* begin *

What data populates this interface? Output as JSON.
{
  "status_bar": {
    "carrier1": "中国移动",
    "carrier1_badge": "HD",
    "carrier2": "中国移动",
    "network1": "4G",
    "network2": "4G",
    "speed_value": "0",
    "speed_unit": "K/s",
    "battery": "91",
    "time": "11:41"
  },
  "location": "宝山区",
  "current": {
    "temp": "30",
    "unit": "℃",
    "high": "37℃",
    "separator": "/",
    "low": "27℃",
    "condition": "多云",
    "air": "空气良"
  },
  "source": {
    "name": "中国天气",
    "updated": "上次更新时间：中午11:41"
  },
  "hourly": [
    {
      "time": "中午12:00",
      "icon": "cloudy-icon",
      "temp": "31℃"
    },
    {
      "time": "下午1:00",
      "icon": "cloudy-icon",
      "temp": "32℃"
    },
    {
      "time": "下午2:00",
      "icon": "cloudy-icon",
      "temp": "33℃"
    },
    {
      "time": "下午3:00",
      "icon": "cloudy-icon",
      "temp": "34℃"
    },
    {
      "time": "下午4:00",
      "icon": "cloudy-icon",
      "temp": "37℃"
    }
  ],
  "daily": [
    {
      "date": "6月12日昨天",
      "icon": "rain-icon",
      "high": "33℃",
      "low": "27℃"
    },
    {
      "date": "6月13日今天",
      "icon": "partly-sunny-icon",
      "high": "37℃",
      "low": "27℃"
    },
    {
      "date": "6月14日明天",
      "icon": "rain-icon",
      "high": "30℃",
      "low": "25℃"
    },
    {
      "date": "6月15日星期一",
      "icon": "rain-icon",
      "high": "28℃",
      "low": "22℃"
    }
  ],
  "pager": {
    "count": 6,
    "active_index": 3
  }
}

* end *

» Written task
Repeat the entries above exactly, leaving nothing out.

» Expected answer
What data populates this interface? Output as JSON.
{
  "status_bar": {
    "carrier1": "中国移动",
    "carrier1_badge": "HD",
    "carrier2": "中国移动",
    "network1": "4G",
    "network2": "4G",
    "speed_value": "0",
    "speed_unit": "K/s",
    "battery": "91",
    "time": "11:41"
  },
  "location": "宝山区",
  "current": {
    "temp": "30",
    "unit": "℃",
    "high": "37℃",
    "separator": "/",
    "low": "27℃",
    "condition": "多云",
    "air": "空气良"
  },
  "source": {
    "name": "中国天气",
    "updated": "上次更新时间：中午11:41"
  },
  "hourly": [
    {
      "time": "中午12:00",
      "icon": "cloudy-icon",
      "temp": "31℃"
    },
    {
      "time": "下午1:00",
      "icon": "cloudy-icon",
      "temp": "32℃"
    },
    {
      "time": "下午2:00",
      "icon": "cloudy-icon",
      "temp": "33℃"
    },
    {
      "time": "下午3:00",
      "icon": "cloudy-icon",
      "temp": "34℃"
    },
    {
      "time": "下午4:00",
      "icon": "cloudy-icon",
      "temp": "37℃"
    }
  ],
  "daily": [
    {
      "date": "6月12日昨天",
      "icon": "rain-icon",
      "high": "33℃",
      "low": "27℃"
    },
    {
      "date": "6月13日今天",
      "icon": "partly-sunny-icon",
      "high": "37℃",
      "low": "27℃"
    },
    {
      "date": "6月14日明天",
      "icon": "rain-icon",
      "high": "30℃",
      "low": "25℃"
    },
    {
      "date": "6月15日星期一",
      "icon": "rain-icon",
      "high": "28℃",
      "low": "22℃"
    }
  ],
  "pager": {
    "count": 6,
    "active_index": 3
  }
}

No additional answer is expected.